[Data items]
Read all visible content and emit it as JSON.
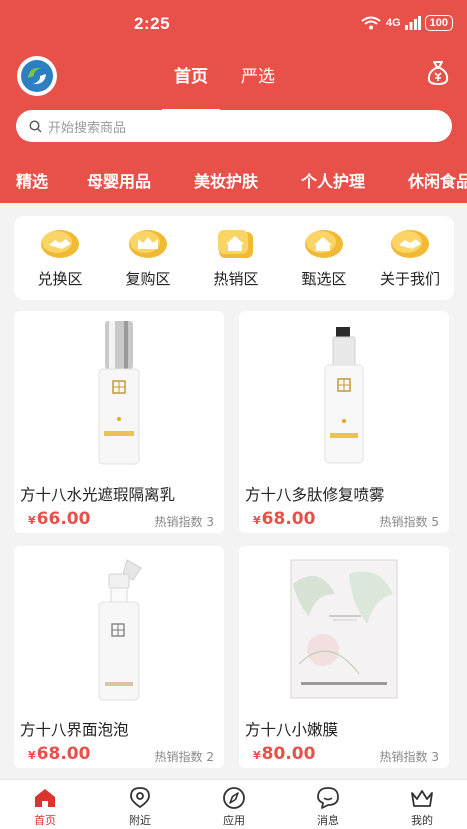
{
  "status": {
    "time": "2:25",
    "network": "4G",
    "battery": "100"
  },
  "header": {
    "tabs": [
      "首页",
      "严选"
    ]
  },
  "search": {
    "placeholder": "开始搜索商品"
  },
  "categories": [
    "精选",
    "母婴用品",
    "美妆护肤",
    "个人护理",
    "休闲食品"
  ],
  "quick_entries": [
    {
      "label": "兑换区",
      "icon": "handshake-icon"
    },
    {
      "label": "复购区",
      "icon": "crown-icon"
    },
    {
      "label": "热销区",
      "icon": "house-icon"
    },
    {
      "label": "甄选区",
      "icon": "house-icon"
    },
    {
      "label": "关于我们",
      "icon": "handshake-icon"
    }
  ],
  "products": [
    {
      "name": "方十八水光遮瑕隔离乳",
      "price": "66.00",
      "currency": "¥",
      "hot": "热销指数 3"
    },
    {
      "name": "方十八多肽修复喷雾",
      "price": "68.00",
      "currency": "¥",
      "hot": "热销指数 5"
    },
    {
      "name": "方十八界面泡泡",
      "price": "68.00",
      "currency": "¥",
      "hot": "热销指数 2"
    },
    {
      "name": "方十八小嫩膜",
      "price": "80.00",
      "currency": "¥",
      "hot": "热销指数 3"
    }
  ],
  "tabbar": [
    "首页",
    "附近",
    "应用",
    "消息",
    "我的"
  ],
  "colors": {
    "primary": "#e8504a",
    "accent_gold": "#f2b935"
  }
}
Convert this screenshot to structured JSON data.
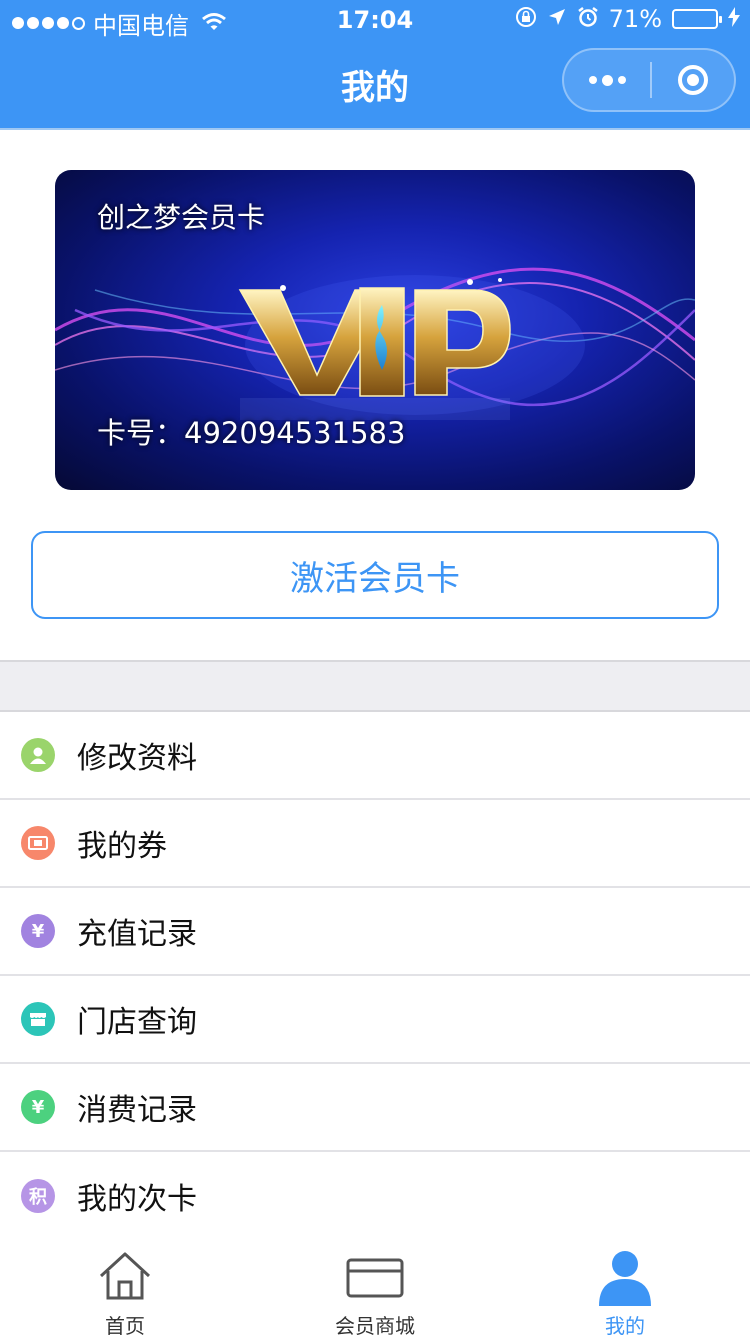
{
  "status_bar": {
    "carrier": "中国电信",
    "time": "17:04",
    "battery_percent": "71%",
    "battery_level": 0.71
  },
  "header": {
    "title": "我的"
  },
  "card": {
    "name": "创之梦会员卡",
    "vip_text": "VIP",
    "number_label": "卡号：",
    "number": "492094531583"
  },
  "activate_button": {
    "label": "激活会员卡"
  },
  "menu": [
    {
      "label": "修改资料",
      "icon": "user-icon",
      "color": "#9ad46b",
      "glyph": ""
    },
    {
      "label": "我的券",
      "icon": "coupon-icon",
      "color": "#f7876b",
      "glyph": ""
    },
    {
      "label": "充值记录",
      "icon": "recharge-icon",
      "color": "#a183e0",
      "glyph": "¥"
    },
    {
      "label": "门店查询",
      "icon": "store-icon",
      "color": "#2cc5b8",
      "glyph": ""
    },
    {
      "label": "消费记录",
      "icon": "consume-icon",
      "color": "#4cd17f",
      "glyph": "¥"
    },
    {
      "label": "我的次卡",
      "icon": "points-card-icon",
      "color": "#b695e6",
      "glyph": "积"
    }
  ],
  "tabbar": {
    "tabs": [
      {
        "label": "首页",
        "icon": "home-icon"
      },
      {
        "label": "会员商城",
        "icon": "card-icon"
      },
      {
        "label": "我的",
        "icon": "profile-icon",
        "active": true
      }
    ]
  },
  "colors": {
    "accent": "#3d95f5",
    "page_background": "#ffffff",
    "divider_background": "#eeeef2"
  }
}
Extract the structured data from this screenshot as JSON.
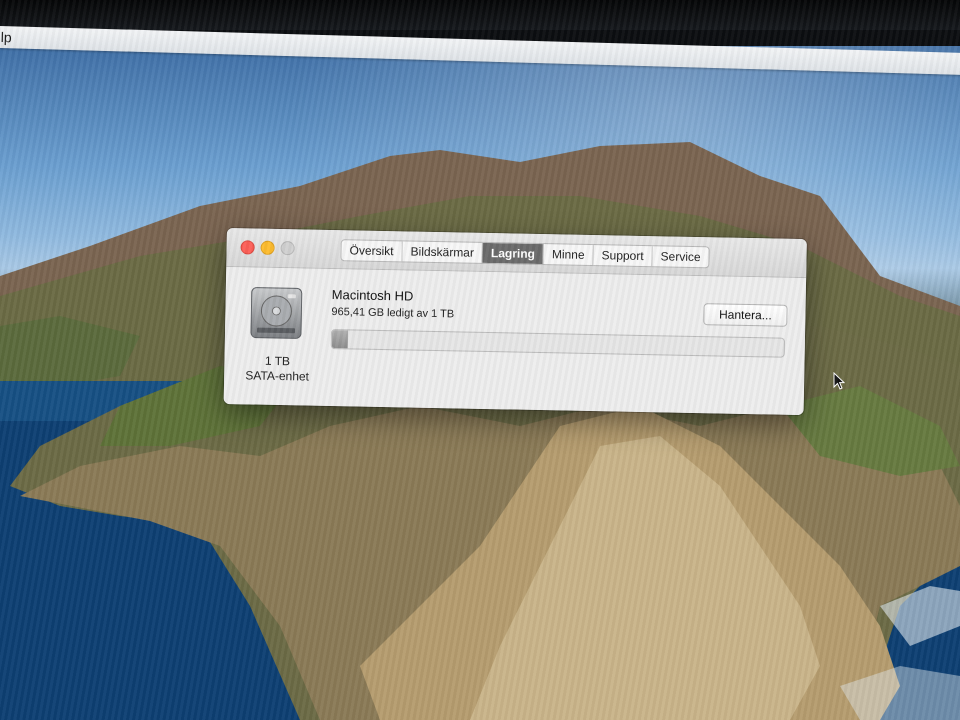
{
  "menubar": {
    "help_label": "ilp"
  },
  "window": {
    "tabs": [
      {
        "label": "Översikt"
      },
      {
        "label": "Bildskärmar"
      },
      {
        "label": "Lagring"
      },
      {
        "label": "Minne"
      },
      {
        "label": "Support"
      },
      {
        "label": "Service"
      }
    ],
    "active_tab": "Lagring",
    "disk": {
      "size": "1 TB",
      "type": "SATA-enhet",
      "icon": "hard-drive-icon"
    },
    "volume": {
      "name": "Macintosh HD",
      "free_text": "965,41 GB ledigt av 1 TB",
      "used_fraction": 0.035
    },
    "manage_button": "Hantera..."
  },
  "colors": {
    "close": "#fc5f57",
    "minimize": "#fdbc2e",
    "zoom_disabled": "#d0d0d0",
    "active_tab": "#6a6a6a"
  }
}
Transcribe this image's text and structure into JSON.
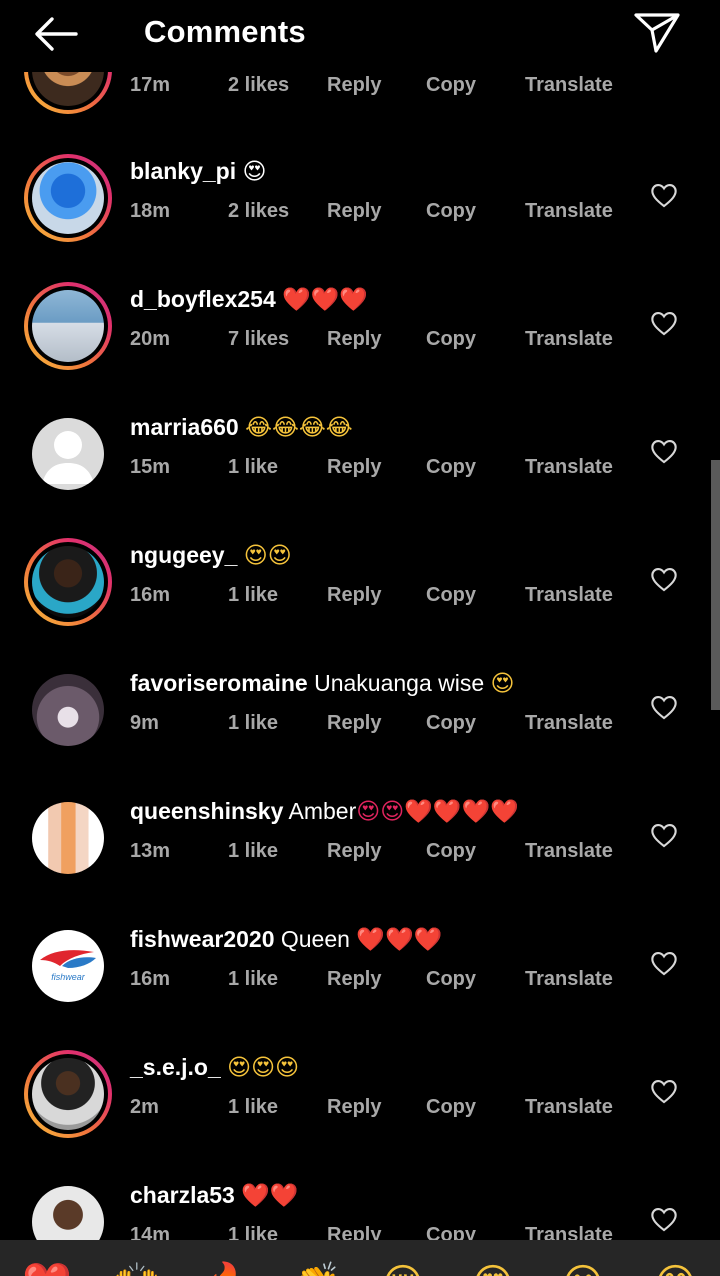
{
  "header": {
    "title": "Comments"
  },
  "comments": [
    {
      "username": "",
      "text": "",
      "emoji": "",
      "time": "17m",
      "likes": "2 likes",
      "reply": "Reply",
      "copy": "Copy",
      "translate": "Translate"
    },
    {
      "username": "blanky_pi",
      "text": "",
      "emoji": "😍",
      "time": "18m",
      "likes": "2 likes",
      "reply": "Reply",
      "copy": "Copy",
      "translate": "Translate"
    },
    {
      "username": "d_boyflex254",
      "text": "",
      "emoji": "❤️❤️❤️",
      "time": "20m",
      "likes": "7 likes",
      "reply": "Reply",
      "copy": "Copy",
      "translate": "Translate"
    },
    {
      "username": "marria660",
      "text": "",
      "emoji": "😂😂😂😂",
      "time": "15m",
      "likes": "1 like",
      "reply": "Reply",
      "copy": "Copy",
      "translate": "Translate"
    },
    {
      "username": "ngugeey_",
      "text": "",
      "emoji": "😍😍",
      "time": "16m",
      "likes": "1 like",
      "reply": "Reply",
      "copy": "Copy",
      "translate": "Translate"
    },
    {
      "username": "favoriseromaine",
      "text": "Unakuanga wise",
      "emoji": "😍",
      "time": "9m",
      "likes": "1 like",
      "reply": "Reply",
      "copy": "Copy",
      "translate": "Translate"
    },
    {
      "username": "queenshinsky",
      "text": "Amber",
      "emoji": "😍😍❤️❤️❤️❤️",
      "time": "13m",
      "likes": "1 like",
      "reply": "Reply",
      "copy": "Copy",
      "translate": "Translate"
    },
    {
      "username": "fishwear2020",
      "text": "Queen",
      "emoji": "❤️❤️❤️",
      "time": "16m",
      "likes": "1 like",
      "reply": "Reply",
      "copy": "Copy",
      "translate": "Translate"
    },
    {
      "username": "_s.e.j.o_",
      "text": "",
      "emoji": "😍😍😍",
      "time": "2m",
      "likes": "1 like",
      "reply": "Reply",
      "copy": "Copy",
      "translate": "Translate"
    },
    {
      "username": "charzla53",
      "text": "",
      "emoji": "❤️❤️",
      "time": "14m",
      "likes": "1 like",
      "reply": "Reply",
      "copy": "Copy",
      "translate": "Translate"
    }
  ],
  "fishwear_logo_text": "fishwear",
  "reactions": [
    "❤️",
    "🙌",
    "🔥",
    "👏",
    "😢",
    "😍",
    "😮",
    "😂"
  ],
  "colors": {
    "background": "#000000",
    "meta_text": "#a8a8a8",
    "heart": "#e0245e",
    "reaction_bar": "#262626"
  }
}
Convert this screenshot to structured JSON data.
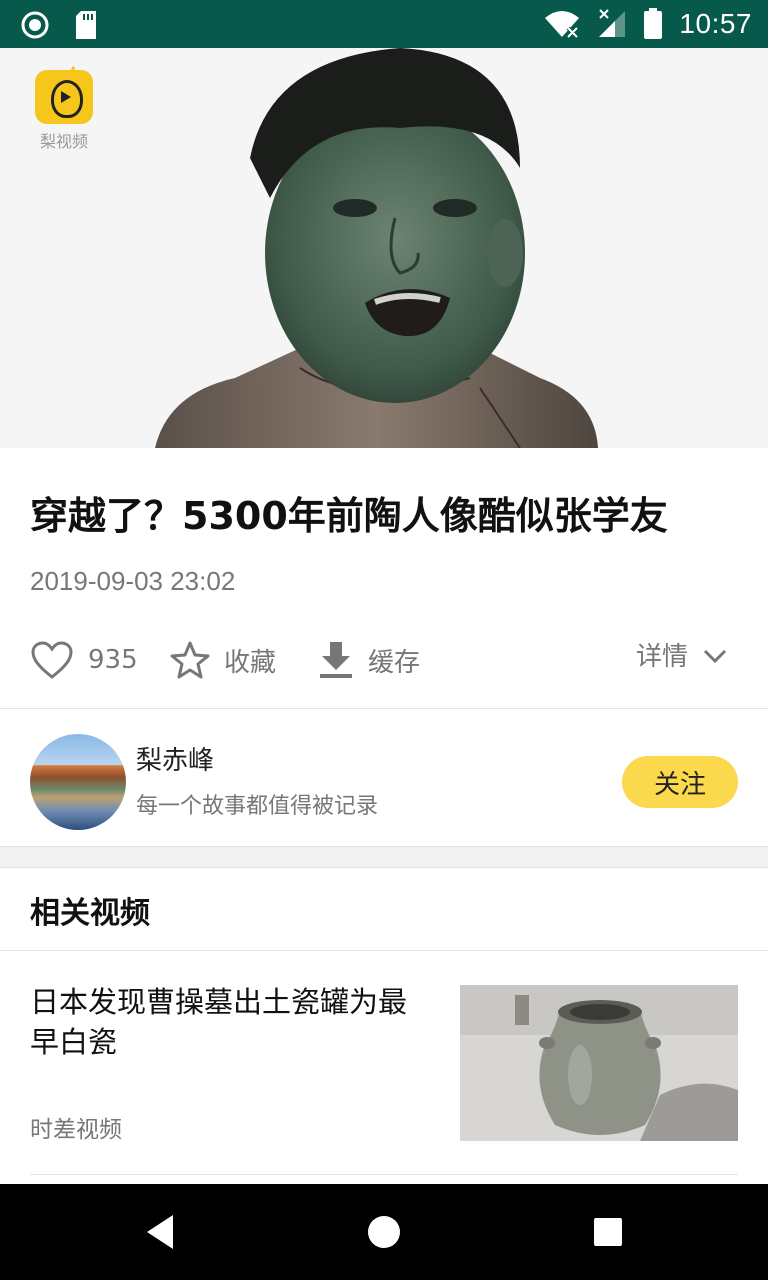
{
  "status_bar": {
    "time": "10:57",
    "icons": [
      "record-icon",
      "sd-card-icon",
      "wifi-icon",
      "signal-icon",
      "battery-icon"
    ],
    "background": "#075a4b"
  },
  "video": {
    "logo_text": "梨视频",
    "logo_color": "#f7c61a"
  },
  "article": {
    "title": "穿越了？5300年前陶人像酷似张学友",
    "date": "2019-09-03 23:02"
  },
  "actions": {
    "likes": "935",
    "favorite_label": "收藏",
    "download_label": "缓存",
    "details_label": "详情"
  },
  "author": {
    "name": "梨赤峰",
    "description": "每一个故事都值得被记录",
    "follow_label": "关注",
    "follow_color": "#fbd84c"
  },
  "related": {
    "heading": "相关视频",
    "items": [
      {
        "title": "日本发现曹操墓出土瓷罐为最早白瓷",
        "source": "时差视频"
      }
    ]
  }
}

WHAT IS BEING ASKED
Which lines hold the word "card"? Copy each of them from the records.

ANSWER FOR THIS EXERCISE
  "card": {
      "icon": "points-card-icon",
        "icon": "card-icon"
      "sd-card-icon",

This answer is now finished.